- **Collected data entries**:
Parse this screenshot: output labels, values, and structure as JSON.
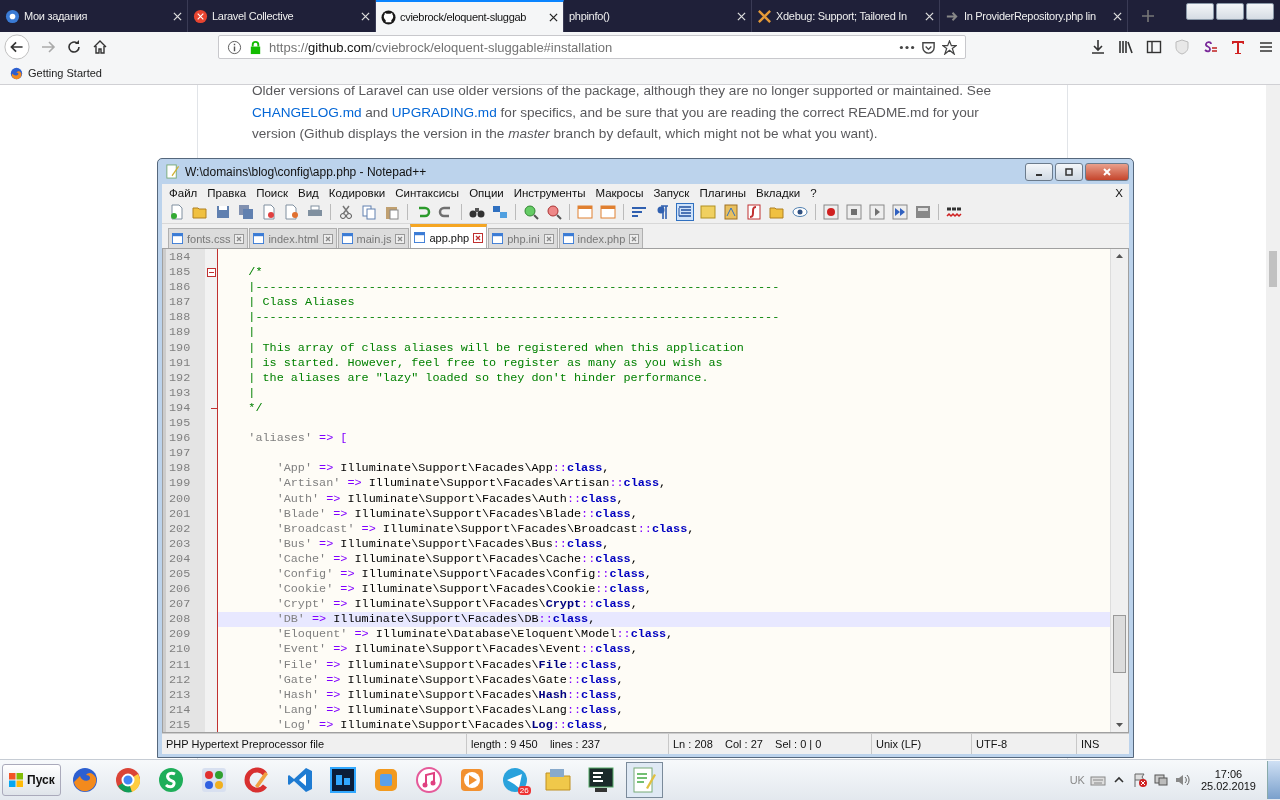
{
  "browser": {
    "tabs": [
      {
        "title": "Мои задания",
        "kind": "circle",
        "selected": false
      },
      {
        "title": "Laravel Collective",
        "kind": "red-circle",
        "selected": false
      },
      {
        "title": "cviebrock/eloquent-sluggab",
        "kind": "cat",
        "selected": true
      },
      {
        "title": "phpinfo()",
        "kind": "none",
        "selected": false
      },
      {
        "title": "Xdebug: Support; Tailored In",
        "kind": "cross",
        "selected": false
      },
      {
        "title": "In ProviderRepository.php lin",
        "kind": "arrow",
        "selected": false
      }
    ],
    "url": {
      "scheme": "https://",
      "host": "github.com",
      "path": "/cviebrock/eloquent-sluggable#installation"
    },
    "bookmarks": [
      {
        "label": "Getting Started"
      }
    ],
    "readme": [
      {
        "kind": "text",
        "t": "Older versions of Laravel can use older versions of the package, although they are no longer supported or maintained. See "
      },
      {
        "kind": "link",
        "t": "CHANGELOG.md"
      },
      {
        "kind": "text",
        "t": " and "
      },
      {
        "kind": "link",
        "t": "UPGRADING.md"
      },
      {
        "kind": "text",
        "t": " for specifics, and be sure that you are reading the correct README.md for your version (Github displays the version in the *master* branch by default, which might not be what you want)."
      }
    ]
  },
  "notepad": {
    "title": "W:\\domains\\blog\\config\\app.php - Notepad++",
    "menu": [
      "Файл",
      "Правка",
      "Поиск",
      "Вид",
      "Кодировки",
      "Синтаксисы",
      "Опции",
      "Инструменты",
      "Макросы",
      "Запуск",
      "Плагины",
      "Вкладки",
      "?"
    ],
    "menu_close": "X",
    "toolbar": [
      {
        "kind": "new-file",
        "pressed": false
      },
      {
        "kind": "open-folder",
        "pressed": false
      },
      {
        "kind": "save",
        "pressed": false
      },
      {
        "kind": "save-all",
        "pressed": false
      },
      {
        "kind": "close-file",
        "pressed": false
      },
      {
        "kind": "close-all",
        "pressed": false
      },
      {
        "kind": "printer",
        "pressed": false
      },
      {
        "kind": "separator"
      },
      {
        "kind": "scissors",
        "pressed": false
      },
      {
        "kind": "copy",
        "pressed": false
      },
      {
        "kind": "paste",
        "pressed": false
      },
      {
        "kind": "separator"
      },
      {
        "kind": "undo",
        "pressed": false
      },
      {
        "kind": "redo",
        "pressed": false
      },
      {
        "kind": "separator"
      },
      {
        "kind": "binoculars",
        "pressed": false
      },
      {
        "kind": "replace",
        "pressed": false
      },
      {
        "kind": "separator"
      },
      {
        "kind": "zoom-in",
        "pressed": false
      },
      {
        "kind": "zoom-out",
        "pressed": false
      },
      {
        "kind": "separator"
      },
      {
        "kind": "sync-vertical",
        "pressed": false
      },
      {
        "kind": "sync-horizontal",
        "pressed": false
      },
      {
        "kind": "separator"
      },
      {
        "kind": "word-wrap",
        "pressed": false
      },
      {
        "kind": "pilcrow",
        "pressed": false
      },
      {
        "kind": "indent-guide",
        "pressed": true
      },
      {
        "kind": "panel",
        "pressed": false
      },
      {
        "kind": "map",
        "pressed": false
      },
      {
        "kind": "function",
        "pressed": false
      },
      {
        "kind": "folder",
        "pressed": false
      },
      {
        "kind": "eye",
        "pressed": false
      },
      {
        "kind": "separator"
      },
      {
        "kind": "record",
        "pressed": false
      },
      {
        "kind": "stop",
        "pressed": false
      },
      {
        "kind": "play",
        "pressed": false
      },
      {
        "kind": "play-multiple",
        "pressed": false
      },
      {
        "kind": "save-macro",
        "pressed": false
      },
      {
        "kind": "separator"
      },
      {
        "kind": "spellcheck",
        "pressed": false
      }
    ],
    "tabs": [
      {
        "label": "fonts.css",
        "selected": false
      },
      {
        "label": "index.html",
        "selected": false
      },
      {
        "label": "main.js",
        "selected": false
      },
      {
        "label": "app.php",
        "selected": true
      },
      {
        "label": "php.ini",
        "selected": false
      },
      {
        "label": "index.php",
        "selected": false
      }
    ],
    "lines": [
      {
        "num": "184",
        "kind": "plain",
        "current": false
      },
      {
        "num": "185",
        "kind": "fold-start",
        "current": false,
        "tokens": [
          {
            "kind": "comment",
            "t": "    /*"
          }
        ]
      },
      {
        "num": "186",
        "kind": "plain",
        "current": false,
        "tokens": [
          {
            "kind": "comment",
            "t": "    |--------------------------------------------------------------------------"
          }
        ]
      },
      {
        "num": "187",
        "kind": "plain",
        "current": false,
        "tokens": [
          {
            "kind": "comment",
            "t": "    | Class Aliases"
          }
        ]
      },
      {
        "num": "188",
        "kind": "plain",
        "current": false,
        "tokens": [
          {
            "kind": "comment",
            "t": "    |--------------------------------------------------------------------------"
          }
        ]
      },
      {
        "num": "189",
        "kind": "plain",
        "current": false,
        "tokens": [
          {
            "kind": "comment",
            "t": "    |"
          }
        ]
      },
      {
        "num": "190",
        "kind": "plain",
        "current": false,
        "tokens": [
          {
            "kind": "comment",
            "t": "    | This array of class aliases will be registered when this application"
          }
        ]
      },
      {
        "num": "191",
        "kind": "plain",
        "current": false,
        "tokens": [
          {
            "kind": "comment",
            "t": "    | is started. However, feel free to register as many as you wish as"
          }
        ]
      },
      {
        "num": "192",
        "kind": "plain",
        "current": false,
        "tokens": [
          {
            "kind": "comment",
            "t": "    | the aliases are \"lazy\" loaded so they don't hinder performance."
          }
        ]
      },
      {
        "num": "193",
        "kind": "plain",
        "current": false,
        "tokens": [
          {
            "kind": "comment",
            "t": "    |"
          }
        ]
      },
      {
        "num": "194",
        "kind": "fold-end",
        "current": false,
        "tokens": [
          {
            "kind": "comment",
            "t": "    */"
          }
        ]
      },
      {
        "num": "195",
        "kind": "plain",
        "current": false
      },
      {
        "num": "196",
        "kind": "plain",
        "current": false,
        "tokens": [
          {
            "kind": "string",
            "t": "    'aliases'"
          },
          {
            "kind": "operator",
            "t": " => ["
          }
        ]
      },
      {
        "num": "197",
        "kind": "plain",
        "current": false
      },
      {
        "num": "198",
        "kind": "plain",
        "current": false,
        "tokens": [
          {
            "kind": "string",
            "t": "        'App'"
          },
          {
            "kind": "operator",
            "t": " => "
          },
          {
            "kind": "name",
            "t": "Illuminate\\Support\\Facades\\App"
          },
          {
            "kind": "operator",
            "t": "::"
          },
          {
            "kind": "keyword",
            "t": "class"
          },
          {
            "kind": "name",
            "t": ","
          }
        ]
      },
      {
        "num": "199",
        "kind": "plain",
        "current": false,
        "tokens": [
          {
            "kind": "string",
            "t": "        'Artisan'"
          },
          {
            "kind": "operator",
            "t": " => "
          },
          {
            "kind": "name",
            "t": "Illuminate\\Support\\Facades\\Artisan"
          },
          {
            "kind": "operator",
            "t": "::"
          },
          {
            "kind": "keyword",
            "t": "class"
          },
          {
            "kind": "name",
            "t": ","
          }
        ]
      },
      {
        "num": "200",
        "kind": "plain",
        "current": false,
        "tokens": [
          {
            "kind": "string",
            "t": "        'Auth'"
          },
          {
            "kind": "operator",
            "t": " => "
          },
          {
            "kind": "name",
            "t": "Illuminate\\Support\\Facades\\Auth"
          },
          {
            "kind": "operator",
            "t": "::"
          },
          {
            "kind": "keyword",
            "t": "class"
          },
          {
            "kind": "name",
            "t": ","
          }
        ]
      },
      {
        "num": "201",
        "kind": "plain",
        "current": false,
        "tokens": [
          {
            "kind": "string",
            "t": "        'Blade'"
          },
          {
            "kind": "operator",
            "t": " => "
          },
          {
            "kind": "name",
            "t": "Illuminate\\Support\\Facades\\Blade"
          },
          {
            "kind": "operator",
            "t": "::"
          },
          {
            "kind": "keyword",
            "t": "class"
          },
          {
            "kind": "name",
            "t": ","
          }
        ]
      },
      {
        "num": "202",
        "kind": "plain",
        "current": false,
        "tokens": [
          {
            "kind": "string",
            "t": "        'Broadcast'"
          },
          {
            "kind": "operator",
            "t": " => "
          },
          {
            "kind": "name",
            "t": "Illuminate\\Support\\Facades\\Broadcast"
          },
          {
            "kind": "operator",
            "t": "::"
          },
          {
            "kind": "keyword",
            "t": "class"
          },
          {
            "kind": "name",
            "t": ","
          }
        ]
      },
      {
        "num": "203",
        "kind": "plain",
        "current": false,
        "tokens": [
          {
            "kind": "string",
            "t": "        'Bus'"
          },
          {
            "kind": "operator",
            "t": " => "
          },
          {
            "kind": "name",
            "t": "Illuminate\\Support\\Facades\\Bus"
          },
          {
            "kind": "operator",
            "t": "::"
          },
          {
            "kind": "keyword",
            "t": "class"
          },
          {
            "kind": "name",
            "t": ","
          }
        ]
      },
      {
        "num": "204",
        "kind": "plain",
        "current": false,
        "tokens": [
          {
            "kind": "string",
            "t": "        'Cache'"
          },
          {
            "kind": "operator",
            "t": " => "
          },
          {
            "kind": "name",
            "t": "Illuminate\\Support\\Facades\\Cache"
          },
          {
            "kind": "operator",
            "t": "::"
          },
          {
            "kind": "keyword",
            "t": "class"
          },
          {
            "kind": "name",
            "t": ","
          }
        ]
      },
      {
        "num": "205",
        "kind": "plain",
        "current": false,
        "tokens": [
          {
            "kind": "string",
            "t": "        'Config'"
          },
          {
            "kind": "operator",
            "t": " => "
          },
          {
            "kind": "name",
            "t": "Illuminate\\Support\\Facades\\Config"
          },
          {
            "kind": "operator",
            "t": "::"
          },
          {
            "kind": "keyword",
            "t": "class"
          },
          {
            "kind": "name",
            "t": ","
          }
        ]
      },
      {
        "num": "206",
        "kind": "plain",
        "current": false,
        "tokens": [
          {
            "kind": "string",
            "t": "        'Cookie'"
          },
          {
            "kind": "operator",
            "t": " => "
          },
          {
            "kind": "name",
            "t": "Illuminate\\Support\\Facades\\Cookie"
          },
          {
            "kind": "operator",
            "t": "::"
          },
          {
            "kind": "keyword",
            "t": "class"
          },
          {
            "kind": "name",
            "t": ","
          }
        ]
      },
      {
        "num": "207",
        "kind": "plain",
        "current": false,
        "tokens": [
          {
            "kind": "string",
            "t": "        'Crypt'"
          },
          {
            "kind": "operator",
            "t": " => "
          },
          {
            "kind": "name",
            "t": "Illuminate\\Support\\Facades\\"
          },
          {
            "kind": "known-class",
            "t": "Crypt"
          },
          {
            "kind": "operator",
            "t": "::"
          },
          {
            "kind": "keyword",
            "t": "class"
          },
          {
            "kind": "name",
            "t": ","
          }
        ]
      },
      {
        "num": "208",
        "kind": "plain",
        "current": true,
        "tokens": [
          {
            "kind": "string",
            "t": "        'DB'"
          },
          {
            "kind": "operator",
            "t": " => "
          },
          {
            "kind": "name",
            "t": "Illuminate\\Support\\Facades\\DB"
          },
          {
            "kind": "operator",
            "t": "::"
          },
          {
            "kind": "keyword",
            "t": "class"
          },
          {
            "kind": "name",
            "t": ","
          }
        ]
      },
      {
        "num": "209",
        "kind": "plain",
        "current": false,
        "tokens": [
          {
            "kind": "string",
            "t": "        'Eloquent'"
          },
          {
            "kind": "operator",
            "t": " => "
          },
          {
            "kind": "name",
            "t": "Illuminate\\Database\\Eloquent\\Model"
          },
          {
            "kind": "operator",
            "t": "::"
          },
          {
            "kind": "keyword",
            "t": "class"
          },
          {
            "kind": "name",
            "t": ","
          }
        ]
      },
      {
        "num": "210",
        "kind": "plain",
        "current": false,
        "tokens": [
          {
            "kind": "string",
            "t": "        'Event'"
          },
          {
            "kind": "operator",
            "t": " => "
          },
          {
            "kind": "name",
            "t": "Illuminate\\Support\\Facades\\Event"
          },
          {
            "kind": "operator",
            "t": "::"
          },
          {
            "kind": "keyword",
            "t": "class"
          },
          {
            "kind": "name",
            "t": ","
          }
        ]
      },
      {
        "num": "211",
        "kind": "plain",
        "current": false,
        "tokens": [
          {
            "kind": "string",
            "t": "        'File'"
          },
          {
            "kind": "operator",
            "t": " => "
          },
          {
            "kind": "name",
            "t": "Illuminate\\Support\\Facades\\"
          },
          {
            "kind": "known-class",
            "t": "File"
          },
          {
            "kind": "operator",
            "t": "::"
          },
          {
            "kind": "keyword",
            "t": "class"
          },
          {
            "kind": "name",
            "t": ","
          }
        ]
      },
      {
        "num": "212",
        "kind": "plain",
        "current": false,
        "tokens": [
          {
            "kind": "string",
            "t": "        'Gate'"
          },
          {
            "kind": "operator",
            "t": " => "
          },
          {
            "kind": "name",
            "t": "Illuminate\\Support\\Facades\\Gate"
          },
          {
            "kind": "operator",
            "t": "::"
          },
          {
            "kind": "keyword",
            "t": "class"
          },
          {
            "kind": "name",
            "t": ","
          }
        ]
      },
      {
        "num": "213",
        "kind": "plain",
        "current": false,
        "tokens": [
          {
            "kind": "string",
            "t": "        'Hash'"
          },
          {
            "kind": "operator",
            "t": " => "
          },
          {
            "kind": "name",
            "t": "Illuminate\\Support\\Facades\\"
          },
          {
            "kind": "known-class",
            "t": "Hash"
          },
          {
            "kind": "operator",
            "t": "::"
          },
          {
            "kind": "keyword",
            "t": "class"
          },
          {
            "kind": "name",
            "t": ","
          }
        ]
      },
      {
        "num": "214",
        "kind": "plain",
        "current": false,
        "tokens": [
          {
            "kind": "string",
            "t": "        'Lang'"
          },
          {
            "kind": "operator",
            "t": " => "
          },
          {
            "kind": "name",
            "t": "Illuminate\\Support\\Facades\\Lang"
          },
          {
            "kind": "operator",
            "t": "::"
          },
          {
            "kind": "keyword",
            "t": "class"
          },
          {
            "kind": "name",
            "t": ","
          }
        ]
      },
      {
        "num": "215",
        "kind": "plain",
        "current": false,
        "tokens": [
          {
            "kind": "string",
            "t": "        'Log'"
          },
          {
            "kind": "operator",
            "t": " => "
          },
          {
            "kind": "name",
            "t": "Illuminate\\Support\\Facades\\"
          },
          {
            "kind": "known-class",
            "t": "Log"
          },
          {
            "kind": "operator",
            "t": "::"
          },
          {
            "kind": "keyword",
            "t": "class"
          },
          {
            "kind": "name",
            "t": ","
          }
        ]
      }
    ],
    "status": [
      "PHP Hypertext Preprocessor file",
      "length : 9 450    lines : 237",
      "Ln : 208    Col : 27    Sel : 0 | 0",
      "Unix (LF)",
      "UTF-8",
      "INS"
    ]
  },
  "taskbar": {
    "start": "Пуск",
    "apps": [
      {
        "kind": "globe",
        "selected": false
      },
      {
        "kind": "ring",
        "selected": false
      },
      {
        "kind": "circle",
        "selected": false
      },
      {
        "kind": "tiles",
        "selected": false
      },
      {
        "kind": "brush",
        "selected": false
      },
      {
        "kind": "ribbon",
        "selected": false
      },
      {
        "kind": "square",
        "selected": false
      },
      {
        "kind": "box",
        "selected": false
      },
      {
        "kind": "music-note",
        "selected": false
      },
      {
        "kind": "play",
        "selected": false
      },
      {
        "kind": "paper-plane",
        "selected": false,
        "badge": "26"
      },
      {
        "kind": "folder",
        "selected": false
      },
      {
        "kind": "terminal",
        "selected": false
      },
      {
        "kind": "notepad",
        "selected": true
      }
    ],
    "language": "UK",
    "time": "17:06",
    "date": "25.02.2019"
  }
}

- **Work to be completed**: Only the number is required: the count of lines containing the word "they".

- **Written response**: 2